▸ Your task
Copy each line that holds "screenshot".

○ ○ ○ ○ ○

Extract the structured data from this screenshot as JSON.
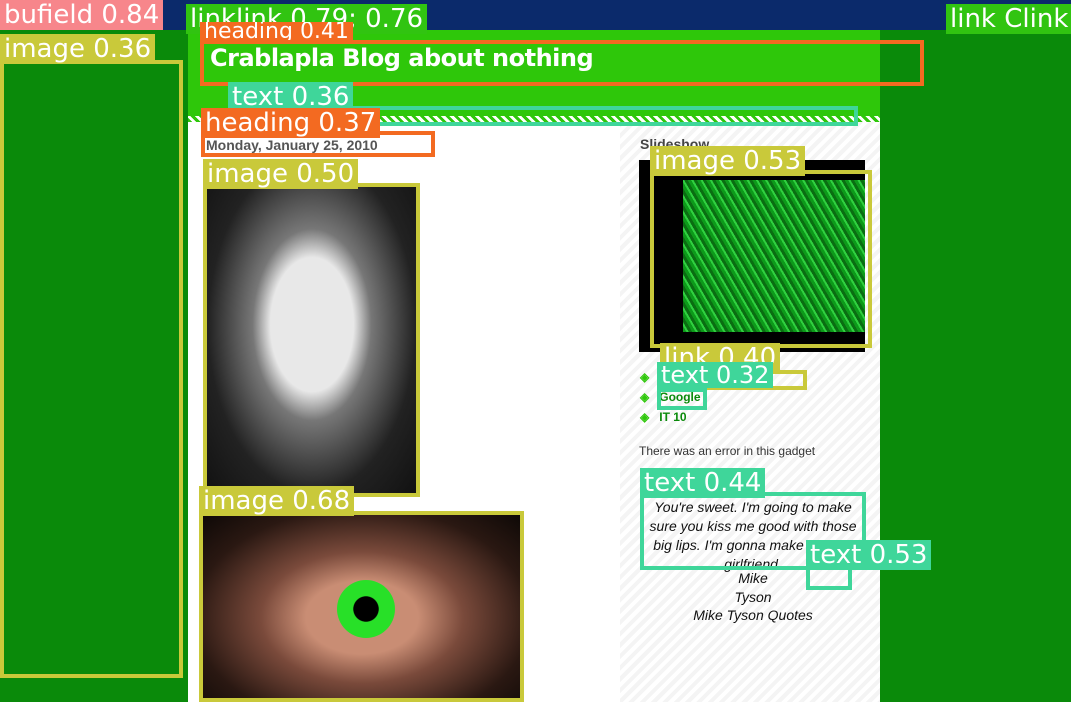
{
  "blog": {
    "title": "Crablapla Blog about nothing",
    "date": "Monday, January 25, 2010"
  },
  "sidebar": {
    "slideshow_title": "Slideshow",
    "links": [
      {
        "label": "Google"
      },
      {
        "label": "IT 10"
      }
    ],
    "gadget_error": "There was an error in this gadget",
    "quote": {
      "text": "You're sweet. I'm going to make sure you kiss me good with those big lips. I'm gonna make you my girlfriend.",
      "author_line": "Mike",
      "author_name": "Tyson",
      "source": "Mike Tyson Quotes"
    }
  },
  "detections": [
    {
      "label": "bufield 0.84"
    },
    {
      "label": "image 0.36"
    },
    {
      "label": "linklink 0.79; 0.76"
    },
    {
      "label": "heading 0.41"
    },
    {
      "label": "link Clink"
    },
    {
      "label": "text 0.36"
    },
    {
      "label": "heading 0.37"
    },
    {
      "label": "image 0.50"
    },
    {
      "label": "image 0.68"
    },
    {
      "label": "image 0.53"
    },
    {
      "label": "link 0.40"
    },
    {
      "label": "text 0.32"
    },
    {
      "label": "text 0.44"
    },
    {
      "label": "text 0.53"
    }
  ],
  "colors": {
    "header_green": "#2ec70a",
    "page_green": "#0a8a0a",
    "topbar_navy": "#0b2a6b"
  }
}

○ ○ ○ ○ ○

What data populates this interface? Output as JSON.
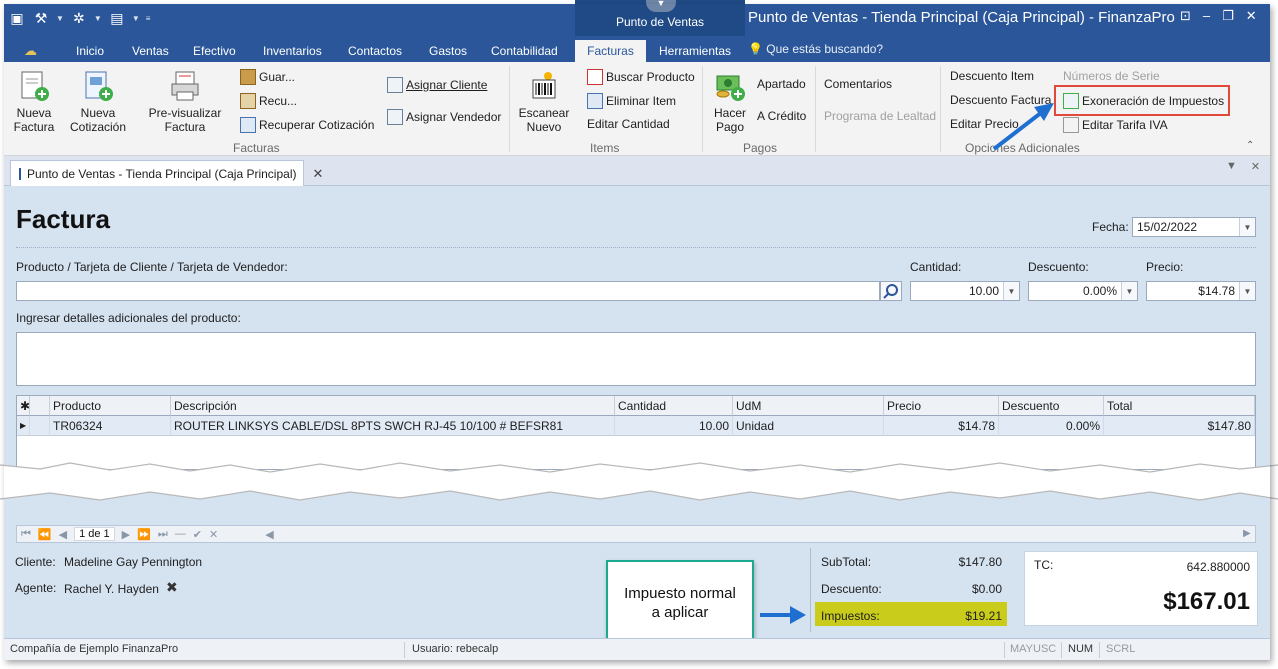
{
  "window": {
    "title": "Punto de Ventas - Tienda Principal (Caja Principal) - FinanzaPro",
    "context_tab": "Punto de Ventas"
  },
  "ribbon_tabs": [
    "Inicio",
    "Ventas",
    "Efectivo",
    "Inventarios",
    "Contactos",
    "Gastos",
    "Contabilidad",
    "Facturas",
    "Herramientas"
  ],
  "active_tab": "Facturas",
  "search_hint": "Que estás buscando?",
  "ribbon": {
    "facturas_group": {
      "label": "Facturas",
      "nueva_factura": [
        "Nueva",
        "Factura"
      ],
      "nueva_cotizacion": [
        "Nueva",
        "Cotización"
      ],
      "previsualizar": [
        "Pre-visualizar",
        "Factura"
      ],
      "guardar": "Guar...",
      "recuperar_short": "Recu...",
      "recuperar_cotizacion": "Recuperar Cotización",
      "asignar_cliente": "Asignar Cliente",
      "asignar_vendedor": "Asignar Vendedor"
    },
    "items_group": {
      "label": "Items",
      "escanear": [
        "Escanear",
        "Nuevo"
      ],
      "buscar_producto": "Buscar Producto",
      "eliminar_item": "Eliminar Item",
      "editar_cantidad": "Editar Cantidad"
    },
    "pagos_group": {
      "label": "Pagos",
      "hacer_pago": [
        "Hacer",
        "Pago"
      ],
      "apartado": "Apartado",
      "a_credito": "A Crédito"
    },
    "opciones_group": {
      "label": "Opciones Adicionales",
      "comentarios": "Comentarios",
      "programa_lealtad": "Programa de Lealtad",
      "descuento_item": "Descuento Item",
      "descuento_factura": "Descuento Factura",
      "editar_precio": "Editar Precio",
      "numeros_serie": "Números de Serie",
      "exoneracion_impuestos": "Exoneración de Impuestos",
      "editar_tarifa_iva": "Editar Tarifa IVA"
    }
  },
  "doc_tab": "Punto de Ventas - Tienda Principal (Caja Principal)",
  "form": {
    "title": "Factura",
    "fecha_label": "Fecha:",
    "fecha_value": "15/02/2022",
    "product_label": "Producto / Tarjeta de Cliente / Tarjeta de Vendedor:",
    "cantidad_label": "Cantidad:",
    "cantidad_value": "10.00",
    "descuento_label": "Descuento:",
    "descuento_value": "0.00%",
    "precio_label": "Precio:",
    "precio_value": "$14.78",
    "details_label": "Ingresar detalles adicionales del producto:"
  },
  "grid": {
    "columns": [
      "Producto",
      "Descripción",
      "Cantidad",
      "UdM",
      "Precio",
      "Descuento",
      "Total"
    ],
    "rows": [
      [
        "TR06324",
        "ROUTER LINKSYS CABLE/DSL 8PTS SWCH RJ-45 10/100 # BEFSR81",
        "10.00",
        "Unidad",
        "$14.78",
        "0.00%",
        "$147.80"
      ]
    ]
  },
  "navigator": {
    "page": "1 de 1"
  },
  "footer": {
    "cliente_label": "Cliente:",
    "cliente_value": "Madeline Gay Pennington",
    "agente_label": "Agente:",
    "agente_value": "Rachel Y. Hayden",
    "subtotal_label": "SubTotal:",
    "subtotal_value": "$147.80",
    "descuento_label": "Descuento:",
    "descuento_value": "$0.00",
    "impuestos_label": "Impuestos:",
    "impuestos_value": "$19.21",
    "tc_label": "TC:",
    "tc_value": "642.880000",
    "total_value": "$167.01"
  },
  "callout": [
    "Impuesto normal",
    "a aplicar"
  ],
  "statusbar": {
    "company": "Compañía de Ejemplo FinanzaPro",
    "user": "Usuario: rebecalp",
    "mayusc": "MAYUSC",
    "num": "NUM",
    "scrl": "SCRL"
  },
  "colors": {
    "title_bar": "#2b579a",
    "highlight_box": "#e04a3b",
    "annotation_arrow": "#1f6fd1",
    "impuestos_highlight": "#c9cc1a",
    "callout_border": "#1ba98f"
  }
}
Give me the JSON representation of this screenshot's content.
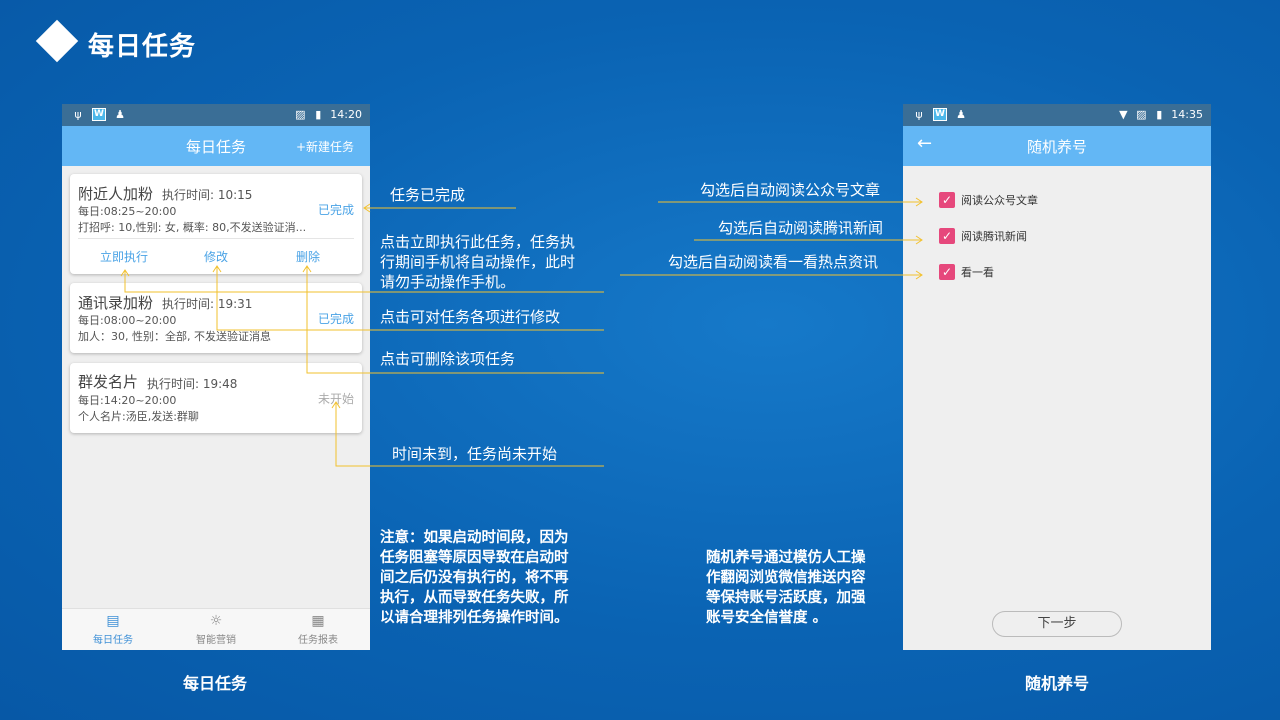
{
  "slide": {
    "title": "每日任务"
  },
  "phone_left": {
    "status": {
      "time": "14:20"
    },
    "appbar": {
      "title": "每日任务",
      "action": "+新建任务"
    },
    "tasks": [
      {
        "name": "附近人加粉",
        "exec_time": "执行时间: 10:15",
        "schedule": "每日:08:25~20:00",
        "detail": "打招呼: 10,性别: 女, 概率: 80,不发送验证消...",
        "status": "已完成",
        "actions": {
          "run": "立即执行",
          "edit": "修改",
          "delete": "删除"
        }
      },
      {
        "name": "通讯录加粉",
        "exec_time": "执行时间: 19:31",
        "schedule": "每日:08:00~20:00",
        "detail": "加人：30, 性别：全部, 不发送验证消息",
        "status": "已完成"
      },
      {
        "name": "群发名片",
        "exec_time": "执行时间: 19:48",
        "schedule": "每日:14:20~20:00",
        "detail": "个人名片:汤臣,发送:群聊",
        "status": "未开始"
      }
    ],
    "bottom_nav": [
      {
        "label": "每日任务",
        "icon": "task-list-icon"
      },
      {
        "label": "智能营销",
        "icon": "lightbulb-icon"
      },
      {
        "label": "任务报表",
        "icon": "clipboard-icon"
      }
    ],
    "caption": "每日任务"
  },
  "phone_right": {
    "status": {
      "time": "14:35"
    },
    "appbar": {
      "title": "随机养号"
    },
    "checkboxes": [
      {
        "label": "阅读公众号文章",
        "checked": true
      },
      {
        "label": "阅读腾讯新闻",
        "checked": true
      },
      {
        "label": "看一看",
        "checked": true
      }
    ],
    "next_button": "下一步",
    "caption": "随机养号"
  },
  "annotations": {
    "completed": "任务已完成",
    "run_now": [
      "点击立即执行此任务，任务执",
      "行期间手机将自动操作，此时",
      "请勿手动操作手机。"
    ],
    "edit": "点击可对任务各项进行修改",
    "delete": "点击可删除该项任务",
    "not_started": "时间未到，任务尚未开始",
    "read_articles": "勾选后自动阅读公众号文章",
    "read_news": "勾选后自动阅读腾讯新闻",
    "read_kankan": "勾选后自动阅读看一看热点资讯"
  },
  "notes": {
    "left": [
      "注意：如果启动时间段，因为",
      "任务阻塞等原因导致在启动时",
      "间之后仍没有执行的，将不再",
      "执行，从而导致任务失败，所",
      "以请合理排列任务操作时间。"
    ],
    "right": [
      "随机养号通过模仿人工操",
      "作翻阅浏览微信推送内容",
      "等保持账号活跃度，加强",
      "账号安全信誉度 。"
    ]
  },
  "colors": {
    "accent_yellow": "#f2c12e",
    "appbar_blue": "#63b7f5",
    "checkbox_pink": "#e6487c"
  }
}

○ ○ ○ ○ ○

▸ Response for this exercise
Extract the structured data from this screenshot as JSON.
Give me the JSON representation of this screenshot's content.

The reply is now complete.